-- START DATA EXCERPTS --

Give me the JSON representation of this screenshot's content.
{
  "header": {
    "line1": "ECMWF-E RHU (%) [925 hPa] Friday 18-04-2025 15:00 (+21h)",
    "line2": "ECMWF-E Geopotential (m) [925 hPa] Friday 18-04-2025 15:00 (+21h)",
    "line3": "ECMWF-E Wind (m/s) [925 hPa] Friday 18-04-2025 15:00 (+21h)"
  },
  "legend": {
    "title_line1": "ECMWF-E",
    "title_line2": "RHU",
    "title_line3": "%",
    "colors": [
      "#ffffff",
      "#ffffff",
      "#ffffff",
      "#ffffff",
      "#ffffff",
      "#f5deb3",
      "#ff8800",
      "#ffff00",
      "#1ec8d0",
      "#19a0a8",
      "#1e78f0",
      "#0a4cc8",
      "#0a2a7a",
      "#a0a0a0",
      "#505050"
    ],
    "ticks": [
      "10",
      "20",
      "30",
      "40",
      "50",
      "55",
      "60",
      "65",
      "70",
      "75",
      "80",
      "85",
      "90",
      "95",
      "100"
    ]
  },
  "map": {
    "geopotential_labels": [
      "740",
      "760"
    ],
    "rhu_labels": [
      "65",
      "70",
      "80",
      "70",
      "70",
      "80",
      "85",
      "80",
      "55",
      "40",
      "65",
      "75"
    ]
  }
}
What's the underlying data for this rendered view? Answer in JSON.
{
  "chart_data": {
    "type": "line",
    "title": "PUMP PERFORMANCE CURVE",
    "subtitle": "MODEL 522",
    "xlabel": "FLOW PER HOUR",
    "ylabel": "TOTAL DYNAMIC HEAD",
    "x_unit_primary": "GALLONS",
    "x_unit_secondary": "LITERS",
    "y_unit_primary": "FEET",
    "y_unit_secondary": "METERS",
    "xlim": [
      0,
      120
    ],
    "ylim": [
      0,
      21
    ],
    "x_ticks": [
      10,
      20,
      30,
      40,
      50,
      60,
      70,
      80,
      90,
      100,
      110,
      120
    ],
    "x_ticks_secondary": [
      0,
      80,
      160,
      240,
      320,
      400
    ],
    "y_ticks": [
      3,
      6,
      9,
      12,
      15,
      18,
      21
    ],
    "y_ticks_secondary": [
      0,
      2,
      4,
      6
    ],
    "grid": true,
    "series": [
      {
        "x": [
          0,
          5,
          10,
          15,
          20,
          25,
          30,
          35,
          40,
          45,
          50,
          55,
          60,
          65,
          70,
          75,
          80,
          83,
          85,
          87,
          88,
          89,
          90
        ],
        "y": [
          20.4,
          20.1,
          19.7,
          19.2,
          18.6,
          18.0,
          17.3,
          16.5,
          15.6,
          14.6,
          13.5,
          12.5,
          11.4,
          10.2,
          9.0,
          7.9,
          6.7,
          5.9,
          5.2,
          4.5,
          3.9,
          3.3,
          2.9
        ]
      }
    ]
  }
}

-- END DATA EXCERPTS --

__WHAT YOU ARE ASKED TO DO__. Output the records above in their entirety, exactly.

__FINAL RESULT__.
Give me the JSON representation of this screenshot's content.
{
  "header": {
    "line1": "ECMWF-E RHU (%) [925 hPa] Friday 18-04-2025 15:00 (+21h)",
    "line2": "ECMWF-E Geopotential (m) [925 hPa] Friday 18-04-2025 15:00 (+21h)",
    "line3": "ECMWF-E Wind (m/s) [925 hPa] Friday 18-04-2025 15:00 (+21h)"
  },
  "legend": {
    "title_line1": "ECMWF-E",
    "title_line2": "RHU",
    "title_line3": "%",
    "colors": [
      "#ffffff",
      "#ffffff",
      "#ffffff",
      "#ffffff",
      "#ffffff",
      "#f5deb3",
      "#ff8800",
      "#ffff00",
      "#1ec8d0",
      "#19a0a8",
      "#1e78f0",
      "#0a4cc8",
      "#0a2a7a",
      "#a0a0a0",
      "#505050"
    ],
    "ticks": [
      "10",
      "20",
      "30",
      "40",
      "50",
      "55",
      "60",
      "65",
      "70",
      "75",
      "80",
      "85",
      "90",
      "95",
      "100"
    ]
  },
  "map": {
    "geopotential_labels": [
      "740",
      "760"
    ],
    "rhu_labels": [
      "65",
      "70",
      "80",
      "70",
      "70",
      "80",
      "85",
      "80",
      "55",
      "40",
      "65",
      "75"
    ]
  }
}
What's the underlying data for this rendered view? Answer in JSON.
{
  "chart_data": {
    "type": "line",
    "title": "PUMP PERFORMANCE CURVE",
    "subtitle": "MODEL 522",
    "xlabel": "FLOW PER HOUR",
    "ylabel": "TOTAL DYNAMIC HEAD",
    "x_unit_primary": "GALLONS",
    "x_unit_secondary": "LITERS",
    "y_unit_primary": "FEET",
    "y_unit_secondary": "METERS",
    "xlim": [
      0,
      120
    ],
    "ylim": [
      0,
      21
    ],
    "x_ticks": [
      10,
      20,
      30,
      40,
      50,
      60,
      70,
      80,
      90,
      100,
      110,
      120
    ],
    "x_ticks_secondary": [
      0,
      80,
      160,
      240,
      320,
      400
    ],
    "y_ticks": [
      3,
      6,
      9,
      12,
      15,
      18,
      21
    ],
    "y_ticks_secondary": [
      0,
      2,
      4,
      6
    ],
    "grid": true,
    "series": [
      {
        "x": [
          0,
          5,
          10,
          15,
          20,
          25,
          30,
          35,
          40,
          45,
          50,
          55,
          60,
          65,
          70,
          75,
          80,
          83,
          85,
          87,
          88,
          89,
          90
        ],
        "y": [
          20.4,
          20.1,
          19.7,
          19.2,
          18.6,
          18.0,
          17.3,
          16.5,
          15.6,
          14.6,
          13.5,
          12.5,
          11.4,
          10.2,
          9.0,
          7.9,
          6.7,
          5.9,
          5.2,
          4.5,
          3.9,
          3.3,
          2.9
        ]
      }
    ]
  }
}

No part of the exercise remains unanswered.